(Structured figure records)
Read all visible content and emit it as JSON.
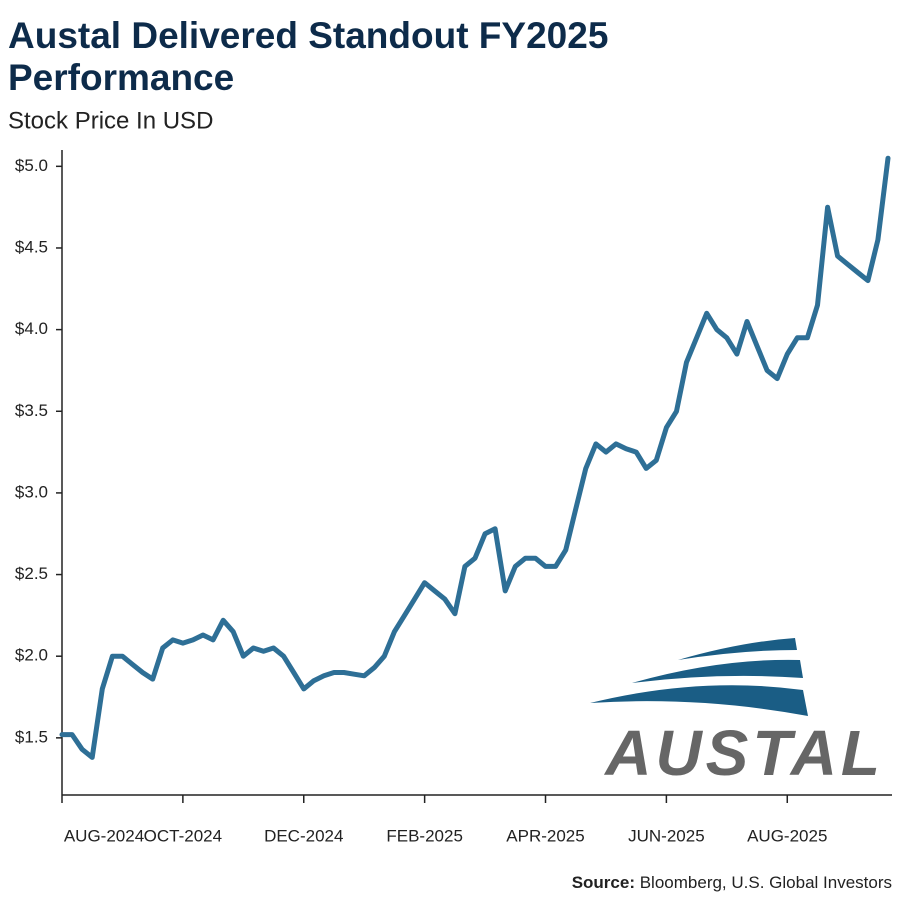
{
  "chart_data": {
    "type": "line",
    "title": "Austal Delivered Standout FY2025 Performance",
    "subtitle": "Stock Price In USD",
    "source_label": "Source:",
    "source": "Bloomberg, U.S. Global Investors",
    "logo": "AUSTAL",
    "categories": [
      "AUG-2024",
      null,
      null,
      null,
      null,
      null,
      null,
      null,
      null,
      null,
      null,
      null,
      "OCT-2024",
      null,
      null,
      null,
      null,
      null,
      null,
      null,
      null,
      null,
      null,
      null,
      "DEC-2024",
      null,
      null,
      null,
      null,
      null,
      null,
      null,
      null,
      null,
      null,
      null,
      "FEB-2025",
      null,
      null,
      null,
      null,
      null,
      null,
      null,
      null,
      null,
      null,
      null,
      "APR-2025",
      null,
      null,
      null,
      null,
      null,
      null,
      null,
      null,
      null,
      null,
      null,
      "JUN-2025",
      null,
      null,
      null,
      null,
      null,
      null,
      null,
      null,
      null,
      null,
      null,
      "AUG-2025",
      null,
      null,
      null,
      null,
      null,
      null,
      null,
      null,
      null,
      null
    ],
    "series": [
      {
        "name": "Austal",
        "color": "#2e6f96",
        "values": [
          1.52,
          1.52,
          1.43,
          1.38,
          1.8,
          2.0,
          2.0,
          1.95,
          1.9,
          1.86,
          2.05,
          2.1,
          2.08,
          2.1,
          2.13,
          2.1,
          2.22,
          2.15,
          2.0,
          2.05,
          2.03,
          2.05,
          2.0,
          1.9,
          1.8,
          1.85,
          1.88,
          1.9,
          1.9,
          1.89,
          1.88,
          1.93,
          2.0,
          2.15,
          2.25,
          2.35,
          2.45,
          2.4,
          2.35,
          2.26,
          2.55,
          2.6,
          2.75,
          2.78,
          2.4,
          2.55,
          2.6,
          2.6,
          2.55,
          2.55,
          2.65,
          2.9,
          3.15,
          3.3,
          3.25,
          3.3,
          3.27,
          3.25,
          3.15,
          3.2,
          3.4,
          3.5,
          3.8,
          3.95,
          4.1,
          4.0,
          3.95,
          3.85,
          4.05,
          3.9,
          3.75,
          3.7,
          3.85,
          3.95,
          3.95,
          4.15,
          4.75,
          4.45,
          4.4,
          4.35,
          4.3,
          4.55,
          5.05
        ]
      }
    ],
    "ylim": [
      1.15,
      5.1
    ],
    "yticks": [
      {
        "value": 1.5,
        "label": "$1.5"
      },
      {
        "value": 2.0,
        "label": "$2.0"
      },
      {
        "value": 2.5,
        "label": "$2.5"
      },
      {
        "value": 3.0,
        "label": "$3.0"
      },
      {
        "value": 3.5,
        "label": "$3.5"
      },
      {
        "value": 4.0,
        "label": "$4.0"
      },
      {
        "value": 4.5,
        "label": "$4.5"
      },
      {
        "value": 5.0,
        "label": "$5.0"
      }
    ],
    "grid": false
  }
}
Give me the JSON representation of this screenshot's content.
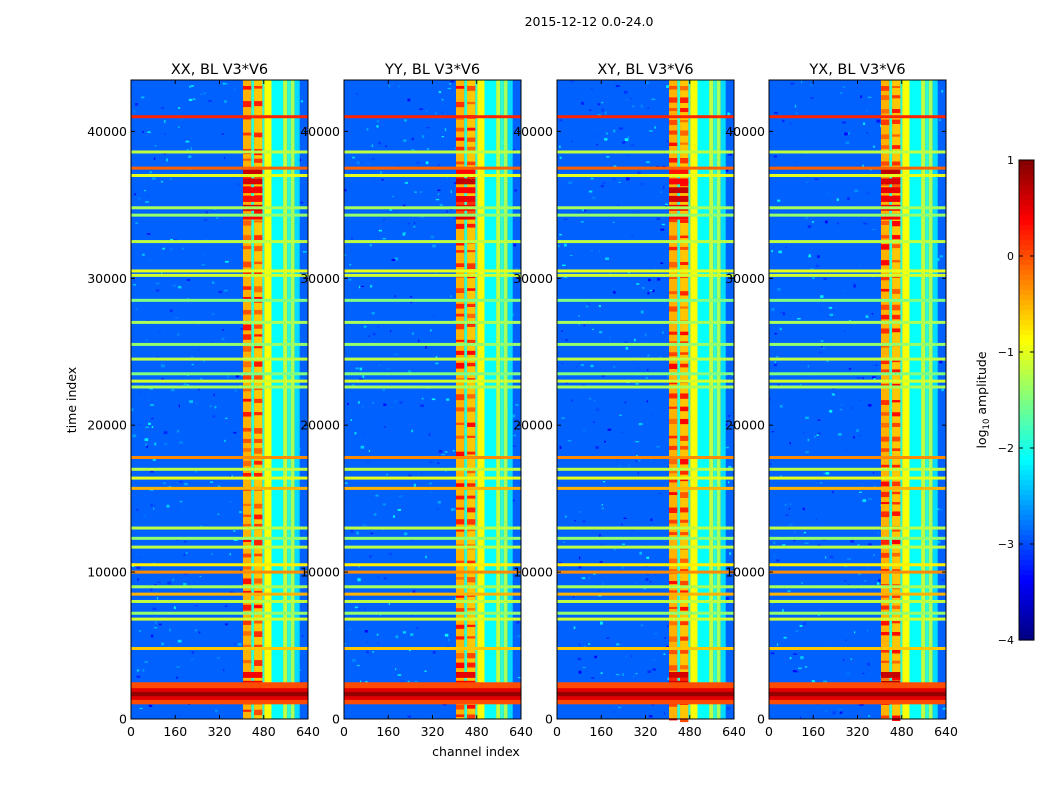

DO THIS:
Transcribe every entry above exactly. Omit all pictures.

SOLUTION TO THE PROBLEM:
Read all visible content and emit it as JSON.
{
  "chart_data": {
    "type": "line",
    "title": "Austal Delivered Standout FY2025 Performance",
    "subtitle": "Stock Price In USD",
    "source_label": "Source:",
    "source": "Bloomberg, U.S. Global Investors",
    "logo": "AUSTAL",
    "categories": [
      "AUG-2024",
      null,
      null,
      null,
      null,
      null,
      null,
      null,
      null,
      null,
      null,
      null,
      "OCT-2024",
      null,
      null,
      null,
      null,
      null,
      null,
      null,
      null,
      null,
      null,
      null,
      "DEC-2024",
      null,
      null,
      null,
      null,
      null,
      null,
      null,
      null,
      null,
      null,
      null,
      "FEB-2025",
      null,
      null,
      null,
      null,
      null,
      null,
      null,
      null,
      null,
      null,
      null,
      "APR-2025",
      null,
      null,
      null,
      null,
      null,
      null,
      null,
      null,
      null,
      null,
      null,
      "JUN-2025",
      null,
      null,
      null,
      null,
      null,
      null,
      null,
      null,
      null,
      null,
      null,
      "AUG-2025",
      null,
      null,
      null,
      null,
      null,
      null,
      null,
      null,
      null,
      null
    ],
    "series": [
      {
        "name": "Austal",
        "color": "#2e6f96",
        "values": [
          1.52,
          1.52,
          1.43,
          1.38,
          1.8,
          2.0,
          2.0,
          1.95,
          1.9,
          1.86,
          2.05,
          2.1,
          2.08,
          2.1,
          2.13,
          2.1,
          2.22,
          2.15,
          2.0,
          2.05,
          2.03,
          2.05,
          2.0,
          1.9,
          1.8,
          1.85,
          1.88,
          1.9,
          1.9,
          1.89,
          1.88,
          1.93,
          2.0,
          2.15,
          2.25,
          2.35,
          2.45,
          2.4,
          2.35,
          2.26,
          2.55,
          2.6,
          2.75,
          2.78,
          2.4,
          2.55,
          2.6,
          2.6,
          2.55,
          2.55,
          2.65,
          2.9,
          3.15,
          3.3,
          3.25,
          3.3,
          3.27,
          3.25,
          3.15,
          3.2,
          3.4,
          3.5,
          3.8,
          3.95,
          4.1,
          4.0,
          3.95,
          3.85,
          4.05,
          3.9,
          3.75,
          3.7,
          3.85,
          3.95,
          3.95,
          4.15,
          4.75,
          4.45,
          4.4,
          4.35,
          4.3,
          4.55,
          5.05
        ]
      }
    ],
    "ylim": [
      1.15,
      5.1
    ],
    "yticks": [
      {
        "value": 1.5,
        "label": "$1.5"
      },
      {
        "value": 2.0,
        "label": "$2.0"
      },
      {
        "value": 2.5,
        "label": "$2.5"
      },
      {
        "value": 3.0,
        "label": "$3.0"
      },
      {
        "value": 3.5,
        "label": "$3.5"
      },
      {
        "value": 4.0,
        "label": "$4.0"
      },
      {
        "value": 4.5,
        "label": "$4.5"
      },
      {
        "value": 5.0,
        "label": "$5.0"
      }
    ],
    "grid": false
  }
}
Give me the JSON representation of this screenshot's content.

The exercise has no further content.